- [GIVEN INSTRUCTION] Count each line below that has "Password" anywhere in it. Answer with the total alone.
##### DATA TO USE #####
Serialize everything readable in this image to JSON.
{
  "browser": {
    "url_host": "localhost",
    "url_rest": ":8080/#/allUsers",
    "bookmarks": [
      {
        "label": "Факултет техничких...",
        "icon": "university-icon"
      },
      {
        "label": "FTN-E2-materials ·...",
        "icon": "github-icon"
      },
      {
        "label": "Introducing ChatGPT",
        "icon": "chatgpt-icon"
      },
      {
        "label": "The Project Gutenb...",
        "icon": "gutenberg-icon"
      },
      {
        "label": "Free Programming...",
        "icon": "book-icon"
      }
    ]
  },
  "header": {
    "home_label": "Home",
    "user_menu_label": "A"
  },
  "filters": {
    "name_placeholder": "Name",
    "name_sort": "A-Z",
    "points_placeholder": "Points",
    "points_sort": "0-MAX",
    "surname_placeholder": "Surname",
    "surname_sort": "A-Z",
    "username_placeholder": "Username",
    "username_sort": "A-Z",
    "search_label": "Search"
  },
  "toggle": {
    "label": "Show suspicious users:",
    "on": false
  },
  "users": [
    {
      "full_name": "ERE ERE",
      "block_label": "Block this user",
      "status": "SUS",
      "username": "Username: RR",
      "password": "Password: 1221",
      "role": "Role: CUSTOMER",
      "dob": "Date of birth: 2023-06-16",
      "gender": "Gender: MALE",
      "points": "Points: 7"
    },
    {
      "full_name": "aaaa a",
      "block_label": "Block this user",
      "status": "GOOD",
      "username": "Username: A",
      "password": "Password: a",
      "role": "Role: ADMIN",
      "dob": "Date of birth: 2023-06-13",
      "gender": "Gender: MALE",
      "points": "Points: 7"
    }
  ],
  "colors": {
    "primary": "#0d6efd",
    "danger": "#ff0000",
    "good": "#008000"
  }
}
#####
- [RESULT OF THIS EXERCISE] 2